[Directive]
In the material below, find each line holding the string "lojahorizonte" and copy it.

[Dataset excerpts]
▶
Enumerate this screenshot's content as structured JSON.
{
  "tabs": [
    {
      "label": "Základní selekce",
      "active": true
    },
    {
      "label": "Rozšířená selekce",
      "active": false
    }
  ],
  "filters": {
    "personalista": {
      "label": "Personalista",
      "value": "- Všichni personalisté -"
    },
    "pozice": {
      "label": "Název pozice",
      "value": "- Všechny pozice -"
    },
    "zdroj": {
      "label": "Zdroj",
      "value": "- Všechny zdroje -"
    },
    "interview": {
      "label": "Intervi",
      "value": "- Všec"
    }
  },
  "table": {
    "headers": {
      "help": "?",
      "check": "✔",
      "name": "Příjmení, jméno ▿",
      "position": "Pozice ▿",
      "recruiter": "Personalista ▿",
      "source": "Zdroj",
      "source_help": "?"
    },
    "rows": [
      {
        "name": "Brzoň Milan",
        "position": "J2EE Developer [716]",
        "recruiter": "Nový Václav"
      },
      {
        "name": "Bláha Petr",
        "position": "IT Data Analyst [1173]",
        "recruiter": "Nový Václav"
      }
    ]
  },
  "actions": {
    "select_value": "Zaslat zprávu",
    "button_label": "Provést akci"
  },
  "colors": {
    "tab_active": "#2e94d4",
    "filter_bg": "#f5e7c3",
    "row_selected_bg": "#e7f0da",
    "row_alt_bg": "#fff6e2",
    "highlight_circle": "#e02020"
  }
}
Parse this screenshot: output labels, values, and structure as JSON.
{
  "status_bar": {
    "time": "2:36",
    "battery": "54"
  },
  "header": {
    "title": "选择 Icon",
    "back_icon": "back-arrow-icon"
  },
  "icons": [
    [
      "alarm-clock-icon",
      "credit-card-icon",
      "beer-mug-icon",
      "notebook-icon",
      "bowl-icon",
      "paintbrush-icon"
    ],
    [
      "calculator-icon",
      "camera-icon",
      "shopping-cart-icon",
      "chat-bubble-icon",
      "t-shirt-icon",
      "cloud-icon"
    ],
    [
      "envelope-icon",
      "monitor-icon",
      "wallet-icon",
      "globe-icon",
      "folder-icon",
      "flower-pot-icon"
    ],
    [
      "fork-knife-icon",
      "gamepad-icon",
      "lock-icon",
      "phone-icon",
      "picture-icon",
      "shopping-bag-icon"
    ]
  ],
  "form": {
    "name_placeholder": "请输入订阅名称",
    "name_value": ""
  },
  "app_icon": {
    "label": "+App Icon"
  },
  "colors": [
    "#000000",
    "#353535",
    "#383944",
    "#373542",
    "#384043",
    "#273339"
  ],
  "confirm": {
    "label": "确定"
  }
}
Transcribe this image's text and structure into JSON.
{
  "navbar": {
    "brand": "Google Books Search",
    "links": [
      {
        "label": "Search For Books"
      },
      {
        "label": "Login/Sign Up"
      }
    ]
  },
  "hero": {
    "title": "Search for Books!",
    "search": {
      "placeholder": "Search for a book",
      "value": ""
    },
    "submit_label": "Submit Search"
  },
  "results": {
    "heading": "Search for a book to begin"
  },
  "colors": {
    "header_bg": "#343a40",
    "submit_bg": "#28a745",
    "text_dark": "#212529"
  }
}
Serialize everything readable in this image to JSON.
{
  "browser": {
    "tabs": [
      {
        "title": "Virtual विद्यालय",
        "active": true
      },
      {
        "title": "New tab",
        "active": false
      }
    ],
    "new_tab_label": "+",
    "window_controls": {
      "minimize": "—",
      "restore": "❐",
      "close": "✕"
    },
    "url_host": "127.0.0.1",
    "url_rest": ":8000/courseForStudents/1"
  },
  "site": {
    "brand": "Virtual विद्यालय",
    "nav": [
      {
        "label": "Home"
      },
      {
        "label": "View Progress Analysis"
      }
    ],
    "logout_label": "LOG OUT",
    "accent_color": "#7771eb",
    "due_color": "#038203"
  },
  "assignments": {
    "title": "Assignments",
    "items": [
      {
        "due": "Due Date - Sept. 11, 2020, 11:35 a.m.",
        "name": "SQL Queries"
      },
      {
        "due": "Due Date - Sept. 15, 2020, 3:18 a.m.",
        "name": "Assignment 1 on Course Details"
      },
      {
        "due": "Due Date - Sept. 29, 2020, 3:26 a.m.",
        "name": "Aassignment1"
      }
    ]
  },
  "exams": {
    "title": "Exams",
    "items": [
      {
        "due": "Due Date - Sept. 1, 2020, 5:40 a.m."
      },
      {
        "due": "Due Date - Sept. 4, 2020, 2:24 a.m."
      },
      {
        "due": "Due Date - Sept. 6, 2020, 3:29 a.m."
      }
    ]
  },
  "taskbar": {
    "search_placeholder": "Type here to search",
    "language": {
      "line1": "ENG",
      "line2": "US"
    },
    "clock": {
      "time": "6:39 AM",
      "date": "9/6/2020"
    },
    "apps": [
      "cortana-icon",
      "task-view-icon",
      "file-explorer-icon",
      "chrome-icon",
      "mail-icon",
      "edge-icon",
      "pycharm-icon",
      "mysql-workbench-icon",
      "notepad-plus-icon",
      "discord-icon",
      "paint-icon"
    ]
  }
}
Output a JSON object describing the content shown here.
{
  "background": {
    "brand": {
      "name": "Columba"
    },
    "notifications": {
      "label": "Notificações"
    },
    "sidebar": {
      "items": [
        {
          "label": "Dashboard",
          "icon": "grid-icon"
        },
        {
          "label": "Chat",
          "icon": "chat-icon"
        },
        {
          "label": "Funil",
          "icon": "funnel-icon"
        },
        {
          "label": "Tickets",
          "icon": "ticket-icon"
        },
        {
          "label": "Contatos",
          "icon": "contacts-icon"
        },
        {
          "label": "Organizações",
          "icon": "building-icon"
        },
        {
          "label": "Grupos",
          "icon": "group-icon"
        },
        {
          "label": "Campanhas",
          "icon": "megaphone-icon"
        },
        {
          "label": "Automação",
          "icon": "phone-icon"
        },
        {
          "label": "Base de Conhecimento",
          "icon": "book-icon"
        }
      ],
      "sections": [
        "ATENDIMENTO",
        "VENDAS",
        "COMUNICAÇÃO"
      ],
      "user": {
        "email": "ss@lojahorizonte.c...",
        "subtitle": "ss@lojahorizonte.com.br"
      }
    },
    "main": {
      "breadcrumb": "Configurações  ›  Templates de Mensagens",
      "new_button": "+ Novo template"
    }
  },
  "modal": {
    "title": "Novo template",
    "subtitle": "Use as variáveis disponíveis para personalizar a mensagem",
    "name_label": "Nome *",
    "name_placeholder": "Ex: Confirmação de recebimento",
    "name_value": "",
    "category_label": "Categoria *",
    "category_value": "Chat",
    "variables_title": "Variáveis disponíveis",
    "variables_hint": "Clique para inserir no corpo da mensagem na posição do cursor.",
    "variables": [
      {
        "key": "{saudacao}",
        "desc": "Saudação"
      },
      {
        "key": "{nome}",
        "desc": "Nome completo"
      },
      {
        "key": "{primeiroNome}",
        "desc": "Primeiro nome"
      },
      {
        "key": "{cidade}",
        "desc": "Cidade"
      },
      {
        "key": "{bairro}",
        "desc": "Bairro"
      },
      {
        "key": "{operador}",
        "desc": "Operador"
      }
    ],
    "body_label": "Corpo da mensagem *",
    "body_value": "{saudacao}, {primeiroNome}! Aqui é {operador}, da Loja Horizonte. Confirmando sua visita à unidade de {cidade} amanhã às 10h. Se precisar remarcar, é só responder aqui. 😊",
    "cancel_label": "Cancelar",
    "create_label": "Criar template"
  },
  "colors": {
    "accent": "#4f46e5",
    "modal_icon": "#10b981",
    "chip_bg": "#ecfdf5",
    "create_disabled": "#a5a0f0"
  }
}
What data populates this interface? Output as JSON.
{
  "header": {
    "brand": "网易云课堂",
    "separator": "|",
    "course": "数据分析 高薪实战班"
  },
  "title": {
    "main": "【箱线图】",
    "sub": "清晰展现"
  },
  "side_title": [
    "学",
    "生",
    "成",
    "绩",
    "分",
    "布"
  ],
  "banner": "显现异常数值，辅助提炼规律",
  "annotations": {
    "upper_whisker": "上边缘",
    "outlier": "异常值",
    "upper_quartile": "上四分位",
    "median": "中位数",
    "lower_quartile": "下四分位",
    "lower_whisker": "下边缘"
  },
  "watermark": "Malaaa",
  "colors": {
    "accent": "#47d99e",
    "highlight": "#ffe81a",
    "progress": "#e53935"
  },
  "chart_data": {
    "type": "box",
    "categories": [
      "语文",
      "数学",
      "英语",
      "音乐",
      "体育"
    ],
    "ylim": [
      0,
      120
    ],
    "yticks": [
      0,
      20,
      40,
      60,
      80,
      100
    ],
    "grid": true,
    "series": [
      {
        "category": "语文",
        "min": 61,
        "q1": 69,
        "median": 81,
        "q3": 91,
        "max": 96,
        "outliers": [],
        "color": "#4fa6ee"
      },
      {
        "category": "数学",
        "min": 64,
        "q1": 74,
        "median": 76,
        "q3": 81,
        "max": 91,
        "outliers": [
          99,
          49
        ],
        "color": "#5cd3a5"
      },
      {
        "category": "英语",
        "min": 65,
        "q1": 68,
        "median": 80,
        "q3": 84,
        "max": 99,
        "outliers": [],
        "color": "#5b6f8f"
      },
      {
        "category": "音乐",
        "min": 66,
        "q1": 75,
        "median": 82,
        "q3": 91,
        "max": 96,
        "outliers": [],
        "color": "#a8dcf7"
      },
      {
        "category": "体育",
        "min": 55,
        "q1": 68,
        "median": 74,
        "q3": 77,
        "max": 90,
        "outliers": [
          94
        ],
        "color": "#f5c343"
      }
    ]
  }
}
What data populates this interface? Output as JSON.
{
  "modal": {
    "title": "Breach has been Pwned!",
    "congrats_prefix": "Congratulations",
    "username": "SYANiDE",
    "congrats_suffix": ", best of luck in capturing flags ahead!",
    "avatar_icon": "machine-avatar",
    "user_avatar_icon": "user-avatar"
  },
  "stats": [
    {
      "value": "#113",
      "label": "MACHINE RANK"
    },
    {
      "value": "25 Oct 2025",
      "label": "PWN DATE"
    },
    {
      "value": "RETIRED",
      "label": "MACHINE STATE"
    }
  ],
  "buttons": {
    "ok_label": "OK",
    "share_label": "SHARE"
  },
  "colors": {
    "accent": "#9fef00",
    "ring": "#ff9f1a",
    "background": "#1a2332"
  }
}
◀
[Full output]
        "email": "ss@lojahorizonte.c...",
        "subtitle": "ss@lojahorizonte.com.br"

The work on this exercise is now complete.